> **Short exercise**
Identify the lines in the data below that contain "Выгружать" and give only how many there are.

====== Supplied information ======

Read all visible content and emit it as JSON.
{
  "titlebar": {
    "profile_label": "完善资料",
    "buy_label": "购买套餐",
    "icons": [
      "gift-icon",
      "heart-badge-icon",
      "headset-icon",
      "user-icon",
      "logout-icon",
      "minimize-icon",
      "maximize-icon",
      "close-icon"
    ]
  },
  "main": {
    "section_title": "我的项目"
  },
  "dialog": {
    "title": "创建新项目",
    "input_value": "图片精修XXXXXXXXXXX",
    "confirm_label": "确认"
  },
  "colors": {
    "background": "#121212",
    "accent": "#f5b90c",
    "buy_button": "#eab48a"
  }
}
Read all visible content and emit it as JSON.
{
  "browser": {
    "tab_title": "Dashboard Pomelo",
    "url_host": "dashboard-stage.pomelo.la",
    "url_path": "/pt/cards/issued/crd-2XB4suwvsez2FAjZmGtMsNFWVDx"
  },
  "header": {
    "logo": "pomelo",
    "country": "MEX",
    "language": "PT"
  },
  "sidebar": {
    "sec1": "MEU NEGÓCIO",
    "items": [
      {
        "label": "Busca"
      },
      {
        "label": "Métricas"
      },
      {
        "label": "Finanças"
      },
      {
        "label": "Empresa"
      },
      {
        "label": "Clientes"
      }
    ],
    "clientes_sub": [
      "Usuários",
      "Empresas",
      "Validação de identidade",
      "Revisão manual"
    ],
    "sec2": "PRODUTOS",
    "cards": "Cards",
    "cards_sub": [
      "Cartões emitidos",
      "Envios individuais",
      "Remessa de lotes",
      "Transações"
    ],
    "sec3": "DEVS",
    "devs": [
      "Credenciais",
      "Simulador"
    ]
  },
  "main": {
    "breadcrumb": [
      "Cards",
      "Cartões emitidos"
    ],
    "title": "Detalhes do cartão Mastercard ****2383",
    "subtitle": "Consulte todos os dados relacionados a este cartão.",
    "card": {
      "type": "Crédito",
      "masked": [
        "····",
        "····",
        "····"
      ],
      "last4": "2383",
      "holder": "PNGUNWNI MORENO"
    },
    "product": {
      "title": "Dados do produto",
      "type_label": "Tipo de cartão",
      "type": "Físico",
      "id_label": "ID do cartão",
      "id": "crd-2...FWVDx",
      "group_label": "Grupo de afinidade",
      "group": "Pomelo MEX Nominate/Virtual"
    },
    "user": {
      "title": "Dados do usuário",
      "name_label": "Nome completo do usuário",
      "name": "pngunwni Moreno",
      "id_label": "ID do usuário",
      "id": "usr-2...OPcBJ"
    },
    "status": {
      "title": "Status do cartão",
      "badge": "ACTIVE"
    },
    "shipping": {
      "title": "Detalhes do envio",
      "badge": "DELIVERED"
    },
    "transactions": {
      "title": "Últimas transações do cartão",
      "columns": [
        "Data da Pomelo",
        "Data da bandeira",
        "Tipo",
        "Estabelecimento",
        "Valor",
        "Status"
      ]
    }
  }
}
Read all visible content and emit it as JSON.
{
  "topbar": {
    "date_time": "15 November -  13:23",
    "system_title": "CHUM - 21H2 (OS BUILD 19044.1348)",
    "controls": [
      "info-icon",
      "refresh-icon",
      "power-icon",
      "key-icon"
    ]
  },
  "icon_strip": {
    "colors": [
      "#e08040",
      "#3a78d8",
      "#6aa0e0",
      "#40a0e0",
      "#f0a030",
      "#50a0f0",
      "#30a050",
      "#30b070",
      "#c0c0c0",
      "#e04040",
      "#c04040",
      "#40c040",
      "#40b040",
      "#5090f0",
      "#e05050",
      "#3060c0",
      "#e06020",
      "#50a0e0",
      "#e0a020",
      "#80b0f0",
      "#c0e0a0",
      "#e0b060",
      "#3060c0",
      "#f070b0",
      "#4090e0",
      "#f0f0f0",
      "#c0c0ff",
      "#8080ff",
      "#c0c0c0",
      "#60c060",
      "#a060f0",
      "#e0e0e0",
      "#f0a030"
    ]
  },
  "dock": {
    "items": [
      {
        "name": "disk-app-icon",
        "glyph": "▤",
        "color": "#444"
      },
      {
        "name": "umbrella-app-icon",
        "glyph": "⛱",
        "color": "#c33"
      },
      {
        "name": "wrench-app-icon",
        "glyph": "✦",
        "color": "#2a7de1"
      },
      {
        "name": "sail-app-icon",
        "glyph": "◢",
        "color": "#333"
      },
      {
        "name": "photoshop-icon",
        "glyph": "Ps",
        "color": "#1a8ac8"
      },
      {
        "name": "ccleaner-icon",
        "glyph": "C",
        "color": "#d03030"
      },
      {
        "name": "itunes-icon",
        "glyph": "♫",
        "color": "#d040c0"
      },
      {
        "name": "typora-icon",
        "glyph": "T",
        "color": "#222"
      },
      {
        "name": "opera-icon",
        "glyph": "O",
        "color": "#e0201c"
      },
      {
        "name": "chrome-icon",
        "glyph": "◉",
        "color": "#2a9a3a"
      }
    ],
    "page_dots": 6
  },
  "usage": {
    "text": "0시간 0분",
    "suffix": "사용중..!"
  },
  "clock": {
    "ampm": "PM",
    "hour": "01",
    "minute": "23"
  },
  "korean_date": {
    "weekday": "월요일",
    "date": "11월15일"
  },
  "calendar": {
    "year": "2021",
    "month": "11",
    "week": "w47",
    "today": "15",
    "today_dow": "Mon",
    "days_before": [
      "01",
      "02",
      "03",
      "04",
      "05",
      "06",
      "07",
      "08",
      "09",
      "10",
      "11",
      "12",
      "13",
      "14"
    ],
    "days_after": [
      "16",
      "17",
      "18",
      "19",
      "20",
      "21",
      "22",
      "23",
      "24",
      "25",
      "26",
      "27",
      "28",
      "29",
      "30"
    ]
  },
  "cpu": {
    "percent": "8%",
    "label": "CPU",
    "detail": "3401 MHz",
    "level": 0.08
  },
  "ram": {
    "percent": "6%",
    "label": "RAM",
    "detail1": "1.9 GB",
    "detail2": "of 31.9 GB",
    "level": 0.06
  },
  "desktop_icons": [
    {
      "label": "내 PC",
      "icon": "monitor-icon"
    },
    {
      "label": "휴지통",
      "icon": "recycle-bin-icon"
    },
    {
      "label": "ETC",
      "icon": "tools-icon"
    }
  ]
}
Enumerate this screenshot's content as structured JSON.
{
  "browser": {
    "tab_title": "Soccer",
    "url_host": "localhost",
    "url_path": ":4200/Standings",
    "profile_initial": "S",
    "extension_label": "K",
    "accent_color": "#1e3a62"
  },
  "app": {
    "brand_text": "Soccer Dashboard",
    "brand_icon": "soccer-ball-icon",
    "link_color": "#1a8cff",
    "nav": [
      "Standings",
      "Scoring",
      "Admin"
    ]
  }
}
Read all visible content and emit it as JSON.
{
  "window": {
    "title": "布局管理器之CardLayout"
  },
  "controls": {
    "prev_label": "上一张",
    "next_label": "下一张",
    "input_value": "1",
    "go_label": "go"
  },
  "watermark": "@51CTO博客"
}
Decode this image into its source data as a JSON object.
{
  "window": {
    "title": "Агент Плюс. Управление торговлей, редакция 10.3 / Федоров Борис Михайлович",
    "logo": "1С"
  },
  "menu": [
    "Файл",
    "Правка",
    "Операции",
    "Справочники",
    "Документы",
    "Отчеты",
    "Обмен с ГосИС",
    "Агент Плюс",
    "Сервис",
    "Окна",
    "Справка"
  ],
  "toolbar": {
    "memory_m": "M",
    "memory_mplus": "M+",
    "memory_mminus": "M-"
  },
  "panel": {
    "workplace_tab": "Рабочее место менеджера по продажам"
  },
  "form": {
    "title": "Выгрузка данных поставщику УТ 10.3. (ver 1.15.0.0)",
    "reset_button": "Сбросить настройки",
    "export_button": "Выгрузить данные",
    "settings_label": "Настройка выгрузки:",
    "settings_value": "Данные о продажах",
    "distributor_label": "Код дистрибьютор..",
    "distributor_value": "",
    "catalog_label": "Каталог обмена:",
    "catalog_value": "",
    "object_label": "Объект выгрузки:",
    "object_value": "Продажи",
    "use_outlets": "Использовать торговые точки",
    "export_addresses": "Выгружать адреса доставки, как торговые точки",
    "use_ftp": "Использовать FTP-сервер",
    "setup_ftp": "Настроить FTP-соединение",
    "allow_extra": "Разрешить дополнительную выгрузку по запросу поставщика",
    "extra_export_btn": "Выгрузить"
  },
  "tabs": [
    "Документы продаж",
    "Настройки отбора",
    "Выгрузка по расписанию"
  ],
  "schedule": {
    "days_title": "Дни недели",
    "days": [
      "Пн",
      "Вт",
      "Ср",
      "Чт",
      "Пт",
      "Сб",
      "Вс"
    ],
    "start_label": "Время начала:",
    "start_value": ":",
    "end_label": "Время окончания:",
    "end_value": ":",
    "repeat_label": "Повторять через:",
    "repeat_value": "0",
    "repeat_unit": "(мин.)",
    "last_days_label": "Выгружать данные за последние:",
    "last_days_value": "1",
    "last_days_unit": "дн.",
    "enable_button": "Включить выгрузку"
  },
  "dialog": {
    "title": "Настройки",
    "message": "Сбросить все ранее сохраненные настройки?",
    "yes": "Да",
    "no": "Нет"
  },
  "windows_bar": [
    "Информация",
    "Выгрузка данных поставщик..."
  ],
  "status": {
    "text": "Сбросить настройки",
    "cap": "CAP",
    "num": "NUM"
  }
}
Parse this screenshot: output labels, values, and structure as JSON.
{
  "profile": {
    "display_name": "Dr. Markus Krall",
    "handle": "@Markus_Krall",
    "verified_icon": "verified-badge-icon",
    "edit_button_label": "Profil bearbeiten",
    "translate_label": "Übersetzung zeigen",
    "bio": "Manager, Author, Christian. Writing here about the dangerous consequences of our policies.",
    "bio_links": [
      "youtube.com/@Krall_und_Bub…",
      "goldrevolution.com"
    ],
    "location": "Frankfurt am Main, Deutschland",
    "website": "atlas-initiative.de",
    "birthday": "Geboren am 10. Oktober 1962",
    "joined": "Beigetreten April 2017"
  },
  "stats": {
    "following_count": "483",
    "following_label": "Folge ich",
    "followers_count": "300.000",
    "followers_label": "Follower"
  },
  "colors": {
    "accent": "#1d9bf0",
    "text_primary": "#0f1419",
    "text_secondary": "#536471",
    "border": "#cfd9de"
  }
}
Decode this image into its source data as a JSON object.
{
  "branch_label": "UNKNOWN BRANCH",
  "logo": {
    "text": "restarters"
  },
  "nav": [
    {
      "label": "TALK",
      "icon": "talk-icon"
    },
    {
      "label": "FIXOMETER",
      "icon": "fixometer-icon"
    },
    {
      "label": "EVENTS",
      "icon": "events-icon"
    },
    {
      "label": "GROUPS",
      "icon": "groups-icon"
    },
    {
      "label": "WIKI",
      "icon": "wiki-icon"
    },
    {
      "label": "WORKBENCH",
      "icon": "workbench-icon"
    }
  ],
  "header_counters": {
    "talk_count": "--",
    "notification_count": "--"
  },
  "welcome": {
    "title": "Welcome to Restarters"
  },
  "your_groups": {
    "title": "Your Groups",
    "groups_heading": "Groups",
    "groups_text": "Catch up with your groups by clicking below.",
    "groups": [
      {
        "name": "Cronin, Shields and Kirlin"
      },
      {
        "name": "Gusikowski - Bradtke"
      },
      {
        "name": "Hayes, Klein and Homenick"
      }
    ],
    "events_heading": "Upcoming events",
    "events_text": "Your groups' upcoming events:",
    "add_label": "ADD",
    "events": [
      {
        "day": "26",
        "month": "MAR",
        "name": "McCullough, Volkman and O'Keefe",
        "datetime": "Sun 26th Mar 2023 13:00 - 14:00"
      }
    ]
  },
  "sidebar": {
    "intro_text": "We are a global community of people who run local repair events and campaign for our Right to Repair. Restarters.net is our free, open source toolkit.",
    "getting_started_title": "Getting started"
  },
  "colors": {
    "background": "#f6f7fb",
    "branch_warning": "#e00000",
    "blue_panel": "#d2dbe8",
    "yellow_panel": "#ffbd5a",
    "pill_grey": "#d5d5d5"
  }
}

======

> **Final answer**
2